MATERIAL PROVIDED:
------------------------------------------------
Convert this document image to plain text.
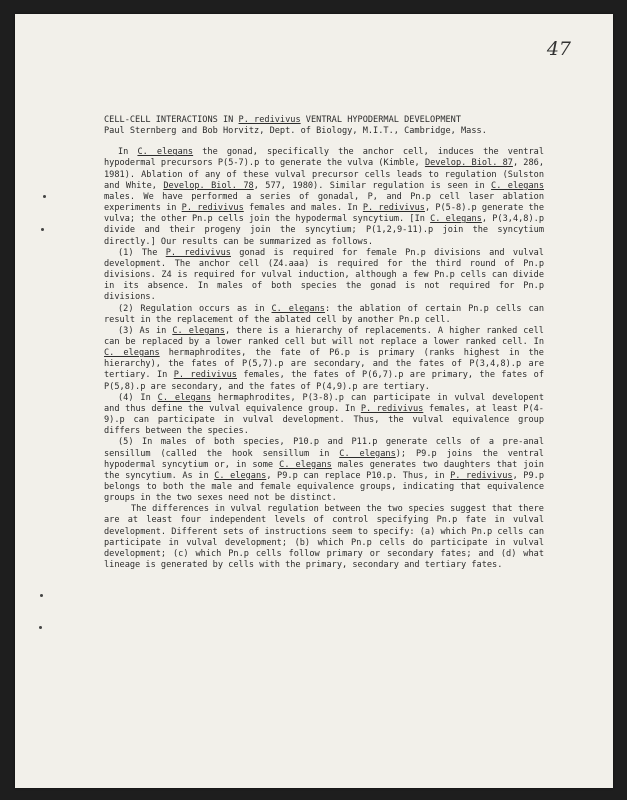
47
CELL-CELL INTERACTIONS IN P. redivivus VENTRAL HYPODERMAL DEVELOPMENT
Paul Sternberg and Bob Horvitz, Dept. of Biology, M.I.T., Cambridge, Mass.
In C. elegans the gonad, specifically the anchor cell, induces the ventral hypodermal precursors P(5-7).p to generate the vulva (Kimble, Develop. Biol. 87, 286, 1981). Ablation of any of these vulval precursor cells leads to regulation (Sulston and White, Develop. Biol. 78, 577, 1980). Similar regulation is seen in C. elegans males. We have performed a series of gonadal, P, and Pn.p cell laser ablation experiments in P. redivivus females and males. In P. redivivus, P(5-8).p generate the vulva; the other Pn.p cells join the hypodermal syncytium. [In C. elegans, P(3,4,8).p divide and their progeny join the syncytium; P(1,2,9-11).p join the syncytium directly.] Our results can be summarized as follows.
(1) The P. redivivus gonad is required for female Pn.p divisions and vulval development. The anchor cell (Z4.aaa) is required for the third round of Pn.p divisions. Z4 is required for vulval induction, although a few Pn.p cells can divide in its absence. In males of both species the gonad is not required for Pn.p divisions.
(2) Regulation occurs as in C. elegans: the ablation of certain Pn.p cells can result in the replacement of the ablated cell by another Pn.p cell.
(3) As in C. elegans, there is a hierarchy of replacements. A higher ranked cell can be replaced by a lower ranked cell but will not replace a lower ranked cell. In C. elegans hermaphrodites, the fate of P6.p is primary (ranks highest in the hierarchy), the fates of P(5,7).p are secondary, and the fates of P(3,4,8).p are tertiary. In P. redivivus females, the fates of P(6,7).p are primary, the fates of P(5,8).p are secondary, and the fates of P(4,9).p are tertiary.
(4) In C. elegans hermaphrodites, P(3-8).p can participate in vulval developent and thus define the vulval equivalence group. In P. redivivus females, at least P(4-9).p can participate in vulval development. Thus, the vulval equivalence group differs between the species.
(5) In males of both species, P10.p and P11.p generate cells of a pre-anal sensillum (called the hook sensillum in C. elegans); P9.p joins the ventral hypodermal syncytium or, in some C. elegans males generates two daughters that join the syncytium. As in C. elegans, P9.p can replace P10.p. Thus, in P. redivivus, P9.p belongs to both the male and female equivalence groups, indicating that equivalence groups in the two sexes need not be distinct.
The differences in vulval regulation between the two species suggest that there are at least four independent levels of control specifying Pn.p fate in vulval development. Different sets of instructions seem to specify: (a) which Pn.p cells can participate in vulval development; (b) which Pn.p cells do participate in vulval development; (c) which Pn.p cells follow primary or secondary fates; and (d) what lineage is generated by cells with the primary, secondary and tertiary fates.
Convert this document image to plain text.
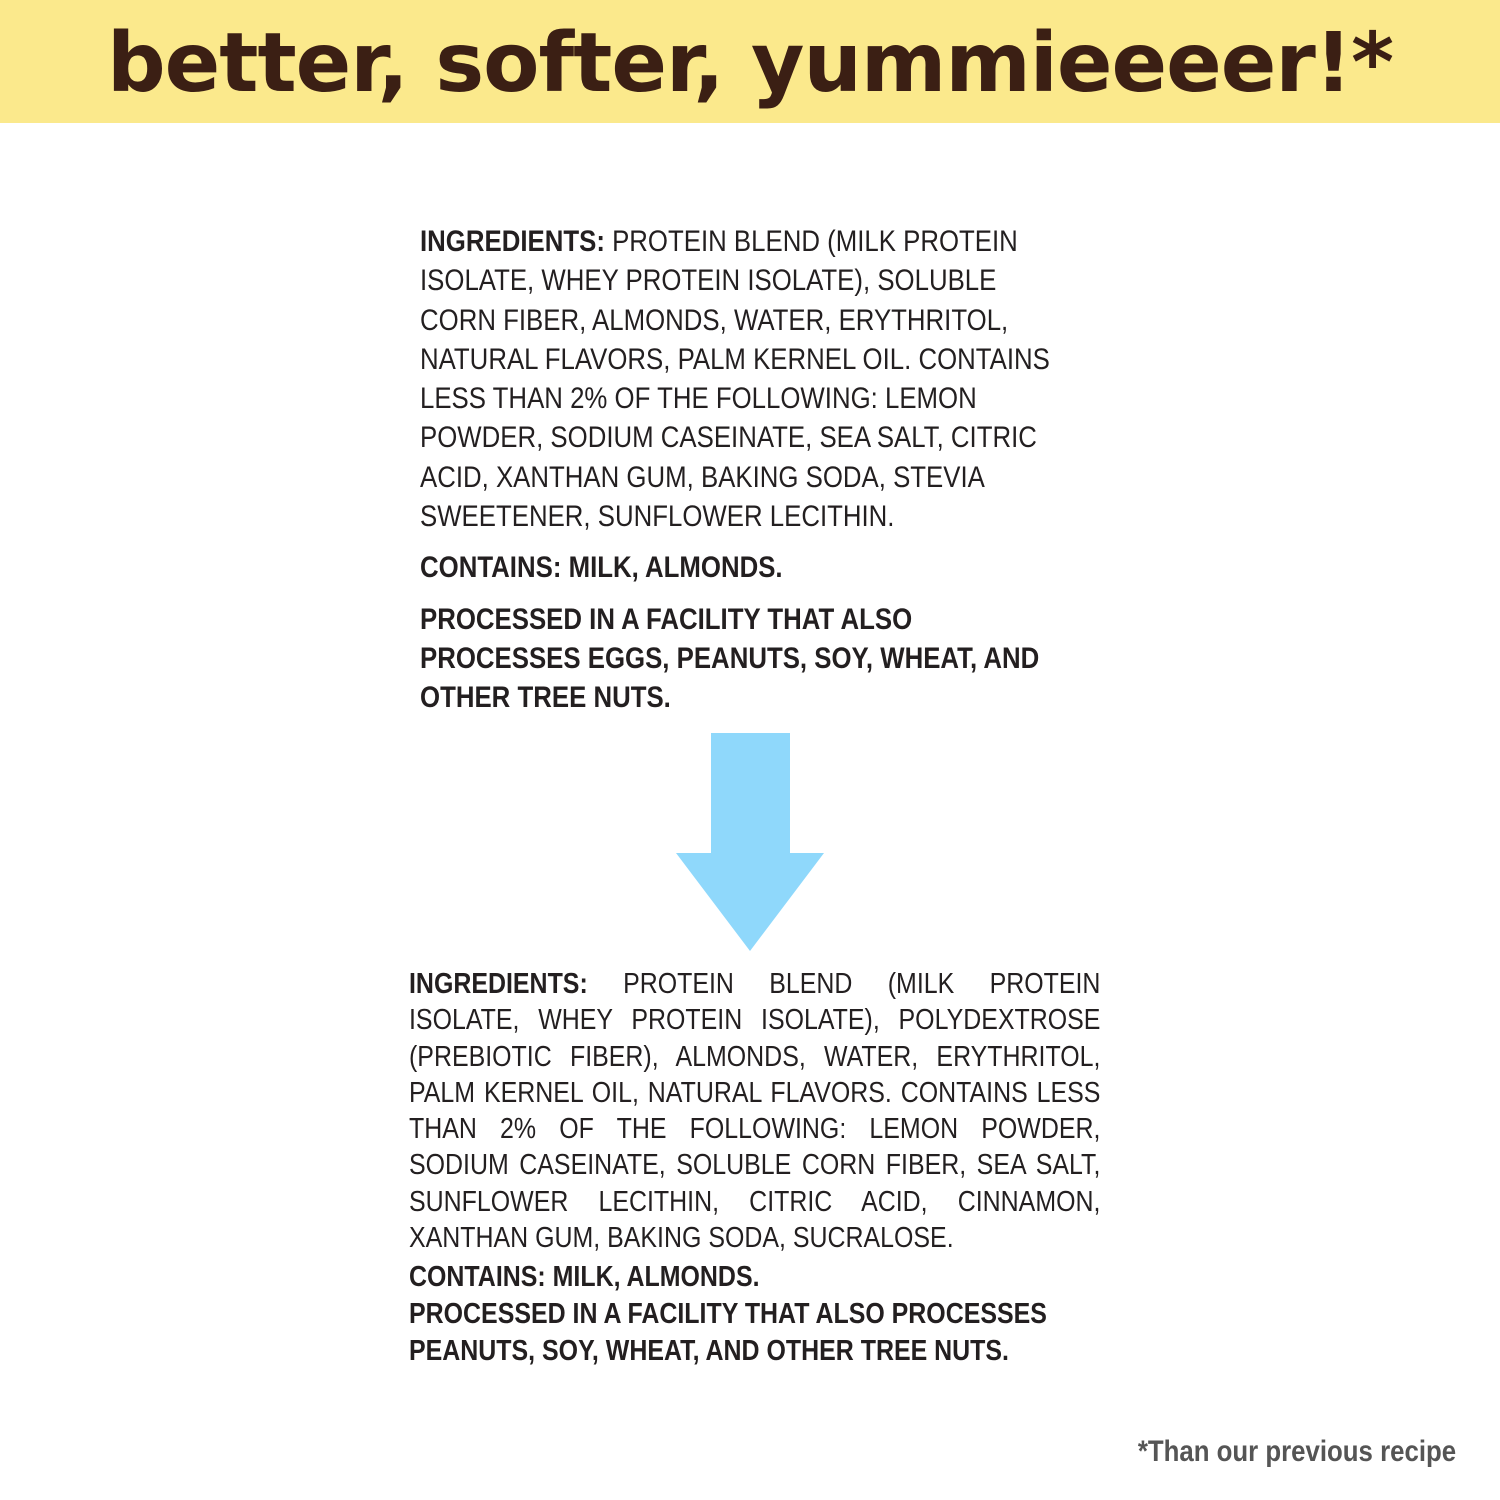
better, softer, yummieeeer!*

INGREDIENTS: PROTEIN BLEND (MILK PROTEIN ISOLATE, WHEY PROTEIN ISOLATE), SOLUBLE CORN FIBER, ALMONDS, WATER, ERYTHRITOL, NATURAL FLAVORS, PALM KERNEL OIL. CONTAINS LESS THAN 2% OF THE FOLLOWING: LEMON POWDER, SODIUM CASEINATE, SEA SALT, CITRIC ACID, XANTHAN GUM, BAKING SODA, STEVIA SWEETENER, SUNFLOWER LECITHIN.

CONTAINS: MILK, ALMONDS.

PROCESSED IN A FACILITY THAT ALSO PROCESSES EGGS, PEANUTS, SOY, WHEAT, AND OTHER TREE NUTS.

INGREDIENTS: PROTEIN BLEND (MILK PROTEIN ISOLATE, WHEY PROTEIN ISOLATE), POLYDEXTROSE (PREBIOTIC FIBER), ALMONDS, WATER, ERYTHRITOL, PALM KERNEL OIL, NATURAL FLAVORS. CONTAINS LESS THAN 2% OF THE FOLLOWING: LEMON POWDER, SODIUM CASEINATE, SOLUBLE CORN FIBER, SEA SALT, SUNFLOWER LECITHIN, CITRIC ACID, CINNAMON, XANTHAN GUM, BAKING SODA, SUCRALOSE.

CONTAINS: MILK, ALMONDS.

PROCESSED IN A FACILITY THAT ALSO PROCESSES PEANUTS, SOY, WHEAT, AND OTHER TREE NUTS.

*Than our previous recipe
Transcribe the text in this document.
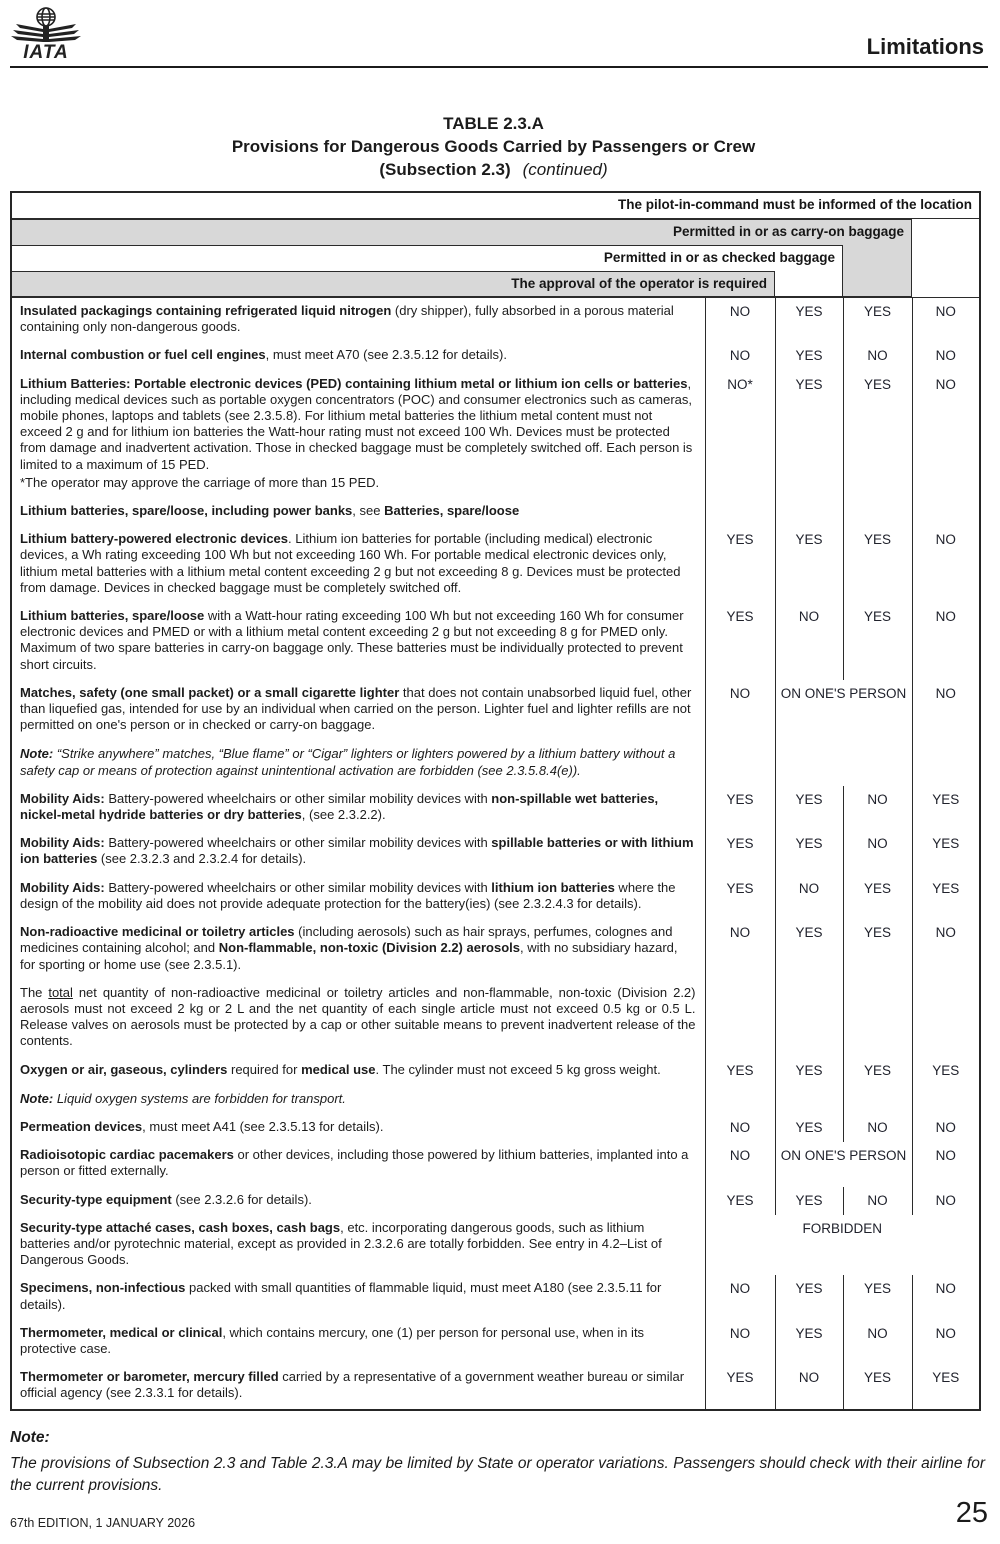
IATA	Limitations
TABLE 2.3.A
Provisions for Dangerous Goods Carried by Passengers or Crew
(Subsection 2.3) (continued)
The pilot-in-command must be informed of the location
Permitted in or as carry-on baggage
Permitted in or as checked baggage
The approval of the operator is required
Insulated packagings containing refrigerated liquid nitrogen (dry shipper), fully absorbed in a porous material containing only non-dangerous goods.	NO	YES	YES	NO

Internal combustion or fuel cell engines, must meet A70 (see 2.3.5.12 for details).	NO	YES	NO	NO

Lithium Batteries: Portable electronic devices (PED) containing lithium metal or lithium ion cells or batteries, including medical devices such as portable oxygen concentrators (POC) and consumer electronics such as cameras, mobile phones, laptops and tablets (see 2.3.5.8). For lithium metal batteries the lithium metal content must not exceed 2 g and for lithium ion batteries the Watt-hour rating must not exceed 100 Wh. Devices must be protected from damage and inadvertent activation. Those in checked baggage must be completely switched off. Each person is limited to a maximum of 15 PED.
*The operator may approve the carriage of more than 15 PED.	NO*	YES	YES	NO

Lithium batteries, spare/loose, including power banks, see Batteries, spare/loose				

Lithium battery-powered electronic devices. Lithium ion batteries for portable (including medical) electronic devices, a Wh rating exceeding 100 Wh but not exceeding 160 Wh. For portable medical electronic devices only, lithium metal batteries with a lithium metal content exceeding 2 g but not exceeding 8 g. Devices must be protected from damage. Devices in checked baggage must be completely switched off.	YES	YES	YES	NO

Lithium batteries, spare/loose with a Watt-hour rating exceeding 100 Wh but not exceeding 160 Wh for consumer electronic devices and PMED or with a lithium metal content exceeding 2 g but not exceeding 8 g for PMED only. Maximum of two spare batteries in carry-on baggage only. These batteries must be individually protected to prevent short circuits.	YES	NO	YES	NO

Matches, safety (one small packet) or a small cigarette lighter that does not contain unabsorbed liquid fuel, other than liquefied gas, intended for use by an individual when carried on the person. Lighter fuel and lighter refills are not permitted on one's person or in checked or carry-on baggage.
Note: “Strike anywhere” matches, “Blue flame” or “Cigar” lighters or lighters powered by a lithium battery without a safety cap or means of protection against unintentional activation are forbidden (see 2.3.5.8.4(e)).	NO	ON ONE'S PERSON		NO

Mobility Aids: Battery-powered wheelchairs or other similar mobility devices with non-spillable wet batteries, nickel-metal hydride batteries or dry batteries, (see 2.3.2.2).	YES	YES	NO	YES

Mobility Aids: Battery-powered wheelchairs or other similar mobility devices with spillable batteries or with lithium ion batteries (see 2.3.2.3 and 2.3.2.4 for details).	YES	YES	NO	YES

Mobility Aids: Battery-powered wheelchairs or other similar mobility devices with lithium ion batteries where the design of the mobility aid does not provide adequate protection for the battery(ies) (see 2.3.2.4.3 for details).	YES	NO	YES	YES

Non-radioactive medicinal or toiletry articles (including aerosols) such as hair sprays, perfumes, colognes and medicines containing alcohol; and Non-flammable, non-toxic (Division 2.2) aerosols, with no subsidiary hazard, for sporting or home use (see 2.3.5.1).	NO	YES	YES	NO

The total net quantity of non-radioactive medicinal or toiletry articles and non-flammable, non-toxic (Division 2.2) aerosols must not exceed 2 kg or 2 L and the net quantity of each single article must not exceed 0.5 kg or 0.5 L. Release valves on aerosols must be protected by a cap or other suitable means to prevent inadvertent release of the contents.				

Oxygen or air, gaseous, cylinders required for medical use. The cylinder must not exceed 5 kg gross weight.
Note: Liquid oxygen systems are forbidden for transport.	YES	YES	YES	YES

Permeation devices, must meet A41 (see 2.3.5.13 for details).	NO	YES	NO	NO

Radioisotopic cardiac pacemakers or other devices, including those powered by lithium batteries, implanted into a person or fitted externally.	NO	ON ONE'S PERSON		NO

Security-type equipment (see 2.3.2.6 for details).	YES	YES	NO	NO

Security-type attaché cases, cash boxes, cash bags, etc. incorporating dangerous goods, such as lithium batteries and/or pyrotechnic material, except as provided in 2.3.2.6 are totally forbidden. See entry in 4.2–List of Dangerous Goods.	FORBIDDEN			

Specimens, non-infectious packed with small quantities of flammable liquid, must meet A180 (see 2.3.5.11 for details).	NO	YES	YES	NO

Thermometer, medical or clinical, which contains mercury, one (1) per person for personal use, when in its protective case.	NO	YES	NO	NO

Thermometer or barometer, mercury filled carried by a representative of a government weather bureau or similar official agency (see 2.3.3.1 for details).	YES	NO	YES	YES
Note:
The provisions of Subsection 2.3 and Table 2.3.A may be limited by State or operator variations. Passengers should check with their airline for the current provisions.
67th EDITION, 1 JANUARY 2026	25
------------------------------------------------
WHAT YOU NEED TO DO: Go through the listing and copy each line that includes the string "Mobility".

ANSWER TO THIS EXERCISE:
Mobility Aids: Battery-powered wheelchairs or other similar mobility devices with non-spillable wet batteries, nickel-metal hydride batteries or dry batteries, (see 2.3.2.2).	YES	YES	NO	YES
Mobility Aids: Battery-powered wheelchairs or other similar mobility devices with spillable batteries or with lithium ion batteries (see 2.3.2.3 and 2.3.2.4 for details).	YES	YES	NO	YES
Mobility Aids: Battery-powered wheelchairs or other similar mobility devices with lithium ion batteries where the design of the mobility aid does not provide adequate protection for the battery(ies) (see 2.3.2.4.3 for details).	YES	NO	YES	YES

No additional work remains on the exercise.